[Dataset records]
- Opening Delimiter -
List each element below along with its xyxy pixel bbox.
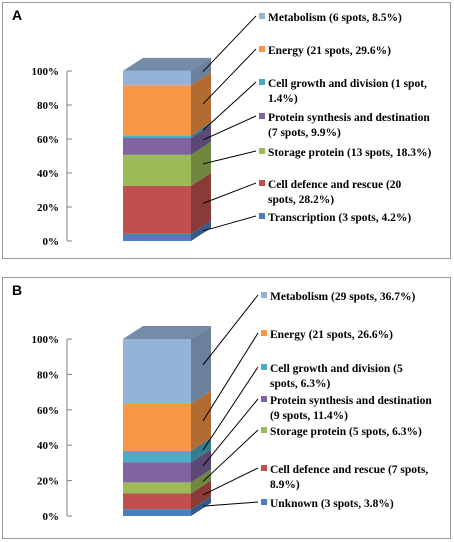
leader-line-a-6 — [202, 15, 257, 72]
data-label-b-2: Storage protein (5 spots, 6.3%) — [270, 426, 422, 438]
bar-segment-a-4 — [123, 135, 191, 138]
y-tick-label: 80% — [37, 100, 59, 112]
leader-line-a-4 — [202, 81, 257, 131]
y-tick-label: 100% — [32, 334, 60, 346]
panel-label-a: A — [12, 7, 23, 23]
chart-panel-b: B 0% 20% 40% 60% 80% 100% Unknown (3 spots, 3.… — [2, 277, 451, 539]
legend-swatch-b-4 — [261, 364, 267, 370]
legend-swatch-b-3 — [261, 396, 267, 402]
panel-label-b: B — [12, 282, 23, 298]
legend-swatch-a-5 — [259, 46, 265, 52]
leader-line-b-5 — [202, 332, 259, 422]
bar-segment-b-0 — [123, 509, 191, 516]
leader-line-a-5 — [202, 48, 257, 105]
bar-segment-side-a-0 — [191, 220, 211, 241]
bar-segment-side-b-6 — [191, 326, 211, 404]
legend-swatch-b-5 — [261, 330, 267, 336]
legend-swatch-a-0 — [259, 213, 265, 219]
data-label-a-4: Cell growth and division (1 spot, 1.4%) — [268, 78, 427, 105]
data-label-b-0: Unknown (3 spots, 3.8%) — [270, 498, 394, 510]
y-tick-label: 40% — [37, 440, 59, 452]
bar-top-face-b — [123, 326, 211, 339]
leader-line-b-2 — [202, 429, 259, 482]
y-tick-label: 100% — [32, 66, 60, 78]
leader-line-b-1 — [202, 467, 259, 496]
bar-segment-b-2 — [123, 482, 191, 494]
legend-swatch-b-2 — [261, 427, 267, 433]
data-label-b-6: Metabolism (29 spots, 36.7%) — [270, 291, 416, 303]
legend-swatch-b-1 — [261, 465, 267, 471]
leader-line-a-1 — [202, 182, 257, 204]
data-label-a-0: Transcription (3 spots, 4.2%) — [268, 212, 411, 224]
leader-line-a-0 — [202, 215, 257, 232]
bar-segment-side-b-5 — [191, 390, 211, 452]
bar-segment-b-1 — [123, 493, 191, 510]
chart-panel-a: A 0% 20% 40% 60% 80% 100% Transcription (3 spo… — [2, 2, 451, 259]
bar-segment-b-4 — [123, 451, 191, 463]
y-tick-label: 40% — [37, 168, 59, 180]
bar-segment-side-b-3 — [191, 449, 211, 483]
bar-segment-side-b-2 — [191, 469, 211, 494]
bar-segment-side-a-3 — [191, 124, 211, 155]
bar-segment-a-6 — [123, 70, 191, 86]
y-tick-label: 20% — [37, 202, 59, 214]
legend-swatch-a-1 — [259, 180, 265, 186]
data-label-a-5: Energy (21 spots, 29.6%) — [268, 45, 391, 57]
y-tick-label: 80% — [37, 369, 59, 381]
legend-swatch-b-0 — [261, 499, 267, 505]
bar-segment-a-5 — [123, 85, 191, 136]
bar-segment-side-b-1 — [191, 480, 211, 510]
bar-segment-side-a-5 — [191, 72, 211, 136]
leader-line-b-6 — [202, 294, 259, 366]
data-label-b-5: Energy (21 spots, 26.6%) — [270, 329, 393, 341]
bar-segment-a-0 — [123, 233, 191, 241]
leader-line-b-4 — [202, 366, 259, 451]
bar-segment-side-a-2 — [191, 141, 211, 186]
data-label-a-6: Metabolism (6 spots, 8.5%) — [268, 12, 402, 24]
bar-segment-b-5 — [123, 403, 191, 452]
chart-a-svg: 0% 20% 40% 60% 80% 100% Transcription (3 spots… — [32, 12, 432, 248]
data-label-b-4: Cell growth and division (5 spots, 6.3%) — [270, 363, 403, 390]
bar-segment-b-6 — [123, 339, 191, 404]
bar-segment-b-3 — [123, 462, 191, 483]
data-label-a-1: Cell defence and rescue (20 spots, 28.2%) — [268, 179, 402, 206]
bar-segment-side-b-4 — [191, 438, 211, 463]
leader-line-a-3 — [202, 115, 257, 141]
bar-segment-a-1 — [123, 185, 191, 234]
bar-segment-a-2 — [123, 154, 191, 186]
bar-segment-a-3 — [123, 137, 191, 155]
data-label-b-1: Cell defence and rescue (7 spots, 8.9%) — [270, 464, 428, 491]
y-tick-label: 60% — [37, 405, 59, 417]
legend-swatch-a-3 — [259, 113, 265, 119]
bar-segment-side-a-4 — [191, 122, 211, 138]
y-tick-label: 20% — [37, 476, 59, 488]
bar-segment-side-a-6 — [191, 57, 211, 86]
leader-line-b-0 — [202, 501, 259, 507]
data-label-a-3: Protein synthesis and destination (7 spot… — [268, 112, 430, 139]
legend-swatch-b-6 — [261, 292, 267, 298]
data-label-b-3: Protein synthesis and destination (9 spot… — [270, 395, 432, 422]
chart-b-svg: 0% 20% 40% 60% 80% 100% Unknown (3 spots, 3.8%… — [32, 291, 433, 523]
legend-swatch-a-6 — [259, 13, 265, 19]
data-label-a-2: Storage protein (13 spots, 18.3%) — [268, 147, 432, 159]
leader-line-a-2 — [202, 150, 257, 165]
bar-top-face-a — [123, 57, 211, 71]
y-tick-label: 0% — [43, 511, 60, 523]
bar-segment-side-a-1 — [191, 172, 211, 234]
legend-swatch-a-4 — [259, 79, 265, 85]
y-tick-label: 60% — [37, 134, 59, 146]
y-tick-label: 0% — [43, 236, 60, 248]
legend-swatch-a-2 — [259, 148, 265, 154]
leader-line-b-3 — [202, 398, 259, 467]
bar-segment-side-b-0 — [191, 496, 211, 516]
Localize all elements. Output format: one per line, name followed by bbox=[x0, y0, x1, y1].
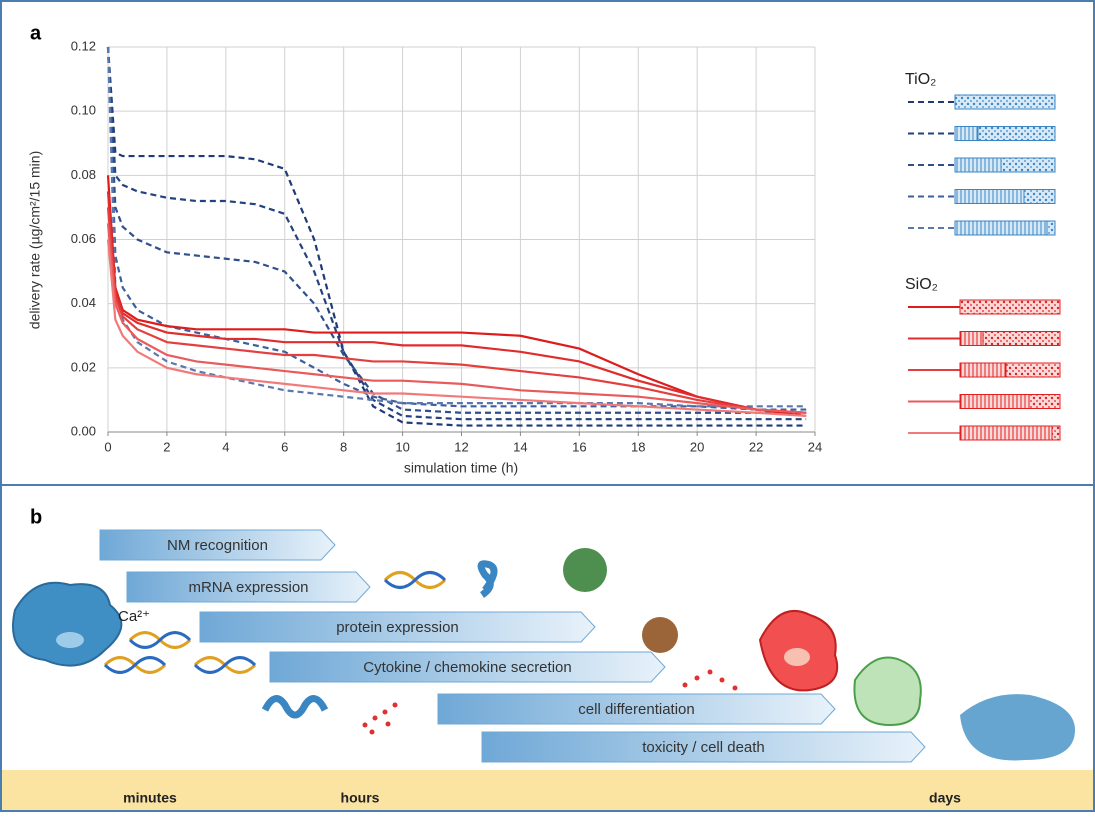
x-tick-label: 12 bbox=[454, 439, 468, 454]
legend-swatch bbox=[955, 95, 1055, 109]
arrow-label: mRNA expression bbox=[188, 579, 308, 596]
x-tick-label: 14 bbox=[513, 439, 527, 454]
timeline-label: days bbox=[929, 790, 961, 806]
y-tick-label: 0.08 bbox=[71, 167, 96, 182]
y-tick-label: 0.04 bbox=[71, 295, 96, 310]
arrow-label: protein expression bbox=[336, 619, 459, 636]
figure: a simulation time (h) delivery rate (µg/… bbox=[0, 0, 1095, 812]
x-axis-title: simulation time (h) bbox=[404, 460, 518, 476]
timeline-label: minutes bbox=[123, 790, 177, 806]
legend-swatch-inner bbox=[955, 158, 1001, 172]
legend-swatch-inner bbox=[960, 426, 1052, 440]
ion-label: Ca²⁺ bbox=[118, 608, 150, 625]
panel-label: b bbox=[30, 506, 42, 528]
y-tick-label: 0.12 bbox=[71, 38, 96, 53]
x-tick-label: 20 bbox=[690, 439, 704, 454]
x-tick-label: 4 bbox=[222, 439, 229, 454]
protein-cluster bbox=[563, 548, 607, 592]
legend-swatch-inner bbox=[960, 395, 1029, 409]
cell bbox=[854, 658, 920, 726]
legend-title: SiO₂ bbox=[905, 276, 938, 293]
legend-swatch-inner bbox=[955, 127, 978, 141]
frame bbox=[1, 1, 1094, 811]
legend-swatch-inner bbox=[955, 190, 1024, 204]
x-tick-label: 22 bbox=[749, 439, 763, 454]
y-tick-label: 0.10 bbox=[71, 103, 96, 118]
y-tick-label: 0.00 bbox=[71, 423, 96, 438]
legend-swatch-inner bbox=[955, 221, 1047, 235]
x-tick-label: 8 bbox=[340, 439, 347, 454]
legend-swatch bbox=[960, 300, 1060, 314]
arrow-label: cell differentiation bbox=[578, 701, 694, 718]
legend-swatch-inner bbox=[960, 332, 983, 346]
y-tick-label: 0.06 bbox=[71, 231, 96, 246]
protein-cluster bbox=[642, 617, 678, 653]
legend-swatch-inner bbox=[960, 363, 1006, 377]
legend-title: TiO₂ bbox=[905, 71, 936, 88]
panel-label: a bbox=[30, 22, 42, 44]
x-tick-label: 0 bbox=[104, 439, 111, 454]
arrow-label: NM recognition bbox=[167, 537, 268, 554]
x-tick-label: 10 bbox=[395, 439, 409, 454]
x-tick-label: 16 bbox=[572, 439, 586, 454]
nucleus bbox=[56, 632, 84, 648]
y-tick-label: 0.02 bbox=[71, 359, 96, 374]
nucleus bbox=[784, 648, 810, 666]
x-tick-label: 24 bbox=[808, 439, 822, 454]
arrow-label: toxicity / cell death bbox=[642, 739, 765, 756]
x-tick-label: 6 bbox=[281, 439, 288, 454]
arrow-label: Cytokine / chemokine secretion bbox=[363, 659, 571, 676]
x-tick-label: 2 bbox=[163, 439, 170, 454]
timeline-label: hours bbox=[341, 790, 380, 806]
y-axis-title: delivery rate (µg/cm²/15 min) bbox=[27, 151, 43, 329]
x-tick-label: 18 bbox=[631, 439, 645, 454]
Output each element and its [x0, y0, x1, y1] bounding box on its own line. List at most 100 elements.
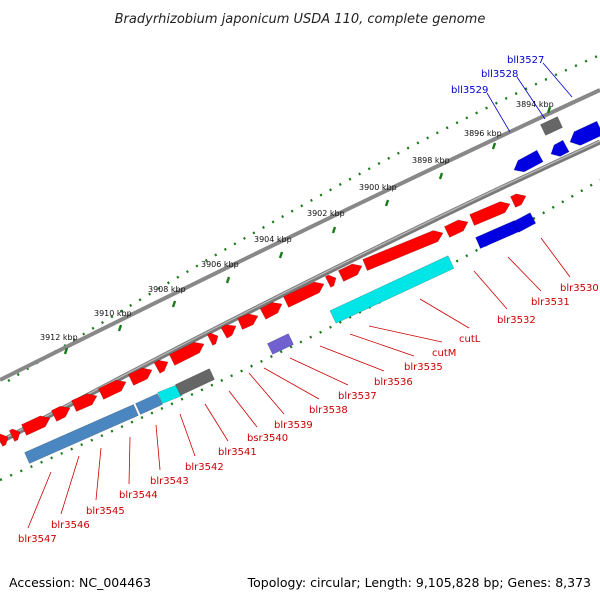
scale-tick-label: 3908 kbp — [148, 285, 186, 294]
forward-gene-arrow — [282, 281, 325, 308]
label-leader-line — [27, 471, 52, 529]
feature-backbone — [0, 88, 600, 382]
label-leader-line — [540, 237, 571, 278]
scale-major-tick — [438, 172, 444, 180]
forward-gene-arrow — [0, 433, 9, 447]
scale-tick-label: 3894 kbp — [516, 100, 554, 109]
inner-tick-track — [0, 178, 600, 482]
label-leader-line — [60, 455, 80, 515]
forward-gene-arrow — [469, 201, 511, 226]
label-leader-line — [128, 436, 131, 485]
gene-label: blr3547 — [18, 534, 57, 545]
label-leader-line — [486, 92, 511, 133]
forward-gene-arrow — [21, 415, 51, 436]
accession-text: Accession: NC_004463 — [9, 575, 151, 590]
label-leader-line — [228, 390, 258, 428]
gene-features — [0, 116, 600, 464]
gene-label: blr3532 — [497, 315, 536, 326]
scale-major-tick — [171, 300, 177, 308]
gene-label: blr3546 — [51, 520, 90, 531]
gene-label: blr3530 — [560, 283, 599, 294]
reverse-gene-box — [512, 212, 537, 233]
gene-label: bll3528 — [481, 69, 518, 80]
scale-major-tick — [278, 251, 284, 259]
gene-label: blr3542 — [185, 462, 224, 473]
scale-tick-label: 3912 kbp — [40, 333, 78, 342]
label-leader-line — [179, 413, 196, 457]
gene-label: blr3539 — [274, 420, 313, 431]
genome-summary-text: Topology: circular; Length: 9,105,828 bp… — [247, 575, 591, 590]
forward-gene-arrow — [127, 367, 153, 386]
forward-gene-arrow — [168, 341, 205, 366]
forward-gene-arrow — [362, 230, 444, 271]
gene-label: blr3537 — [338, 391, 377, 402]
scale-major-tick — [491, 142, 497, 150]
forward-gene-arrow — [206, 332, 219, 346]
gene-label: bll3527 — [507, 55, 544, 66]
scale-major-tick — [384, 199, 390, 207]
gene-label: bsr3540 — [247, 433, 288, 444]
forward-gene-arrow — [153, 359, 169, 374]
reverse-gene-arrow — [569, 120, 600, 146]
cds-gray-box — [539, 116, 563, 136]
scale-tick-label: 3906 kbp — [201, 260, 239, 269]
scale-tick-label: 3904 kbp — [254, 235, 292, 244]
map-title: Bradyrhizobium japonicum USDA 110, compl… — [115, 12, 486, 27]
label-leaders — [27, 62, 573, 529]
reverse-gene-box — [475, 220, 520, 249]
forward-gene-arrow — [259, 302, 283, 320]
scale-major-tick — [546, 106, 552, 114]
forward-gene-arrow — [510, 193, 527, 208]
scale-major-tick — [117, 324, 123, 332]
scale-tick-label: 3896 kbp — [464, 129, 502, 138]
label-leader-line — [155, 424, 161, 471]
reverse-gene-arrow — [513, 149, 544, 173]
scale-ticks: 3894 kbp 3896 kbp 3898 kbp 3900 kbp 3902 kbp… — [40, 100, 554, 355]
cds-teal-box — [329, 255, 455, 324]
cds-steel-box — [135, 393, 163, 415]
gene-label: blr3531 — [531, 297, 570, 308]
scale-tick-label: 3900 kbp — [359, 183, 397, 192]
forward-gene-arrow — [337, 263, 363, 282]
forward-gene-arrow — [220, 324, 237, 339]
gene-label: blr3543 — [150, 476, 189, 487]
cds-purple-box — [266, 333, 294, 355]
forward-gene-arrow — [71, 393, 98, 412]
label-leader-line — [473, 270, 508, 310]
scale-major-tick — [225, 276, 231, 284]
label-leader-line — [349, 333, 415, 357]
forward-gene-arrow — [97, 379, 127, 400]
gene-label: blr3535 — [404, 362, 443, 373]
label-leader-line — [204, 403, 229, 442]
scale-tick-label: 3910 kbp — [94, 309, 132, 318]
label-leader-line — [542, 62, 573, 98]
cds-steel-box — [24, 404, 139, 464]
label-leader-line — [95, 447, 102, 501]
label-leader-line — [507, 256, 542, 292]
scale-major-tick — [63, 347, 69, 355]
forward-gene-arrow — [324, 274, 337, 288]
gene-label: cutL — [459, 334, 481, 345]
scale-major-tick — [331, 226, 337, 234]
forward-gene-arrow — [237, 313, 259, 330]
label-leader-line — [263, 367, 320, 400]
gene-labels: bll3527 bll3528 bll3529 blr3530 blr3531 blr35… — [18, 55, 599, 545]
forward-gene-arrow — [443, 219, 469, 238]
cds-gray-box — [174, 368, 215, 396]
scale-tick-label: 3898 kbp — [412, 156, 450, 165]
label-leader-line — [319, 345, 385, 372]
label-leader-line — [289, 357, 349, 386]
gene-label: blr3544 — [119, 490, 158, 501]
label-leader-line — [516, 76, 546, 120]
forward-gene-arrow — [50, 405, 71, 422]
gene-label: cutM — [432, 348, 456, 359]
gene-label: blr3545 — [86, 506, 125, 517]
label-leader-line — [248, 372, 285, 415]
forward-gene-arrow — [8, 428, 21, 442]
gene-label: bll3529 — [451, 85, 488, 96]
label-leader-line — [419, 298, 470, 329]
gene-label: blr3538 — [309, 405, 348, 416]
gene-label: blr3536 — [374, 377, 413, 388]
scale-tick-label: 3902 kbp — [307, 209, 345, 218]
- Closing Delimiter -
Problem description>
Identify every line above with the string "gray" in it. Copy those lines.

Answer section>
cds-gray-box — [539, 116, 563, 136]
cds-gray-box — [174, 368, 215, 396]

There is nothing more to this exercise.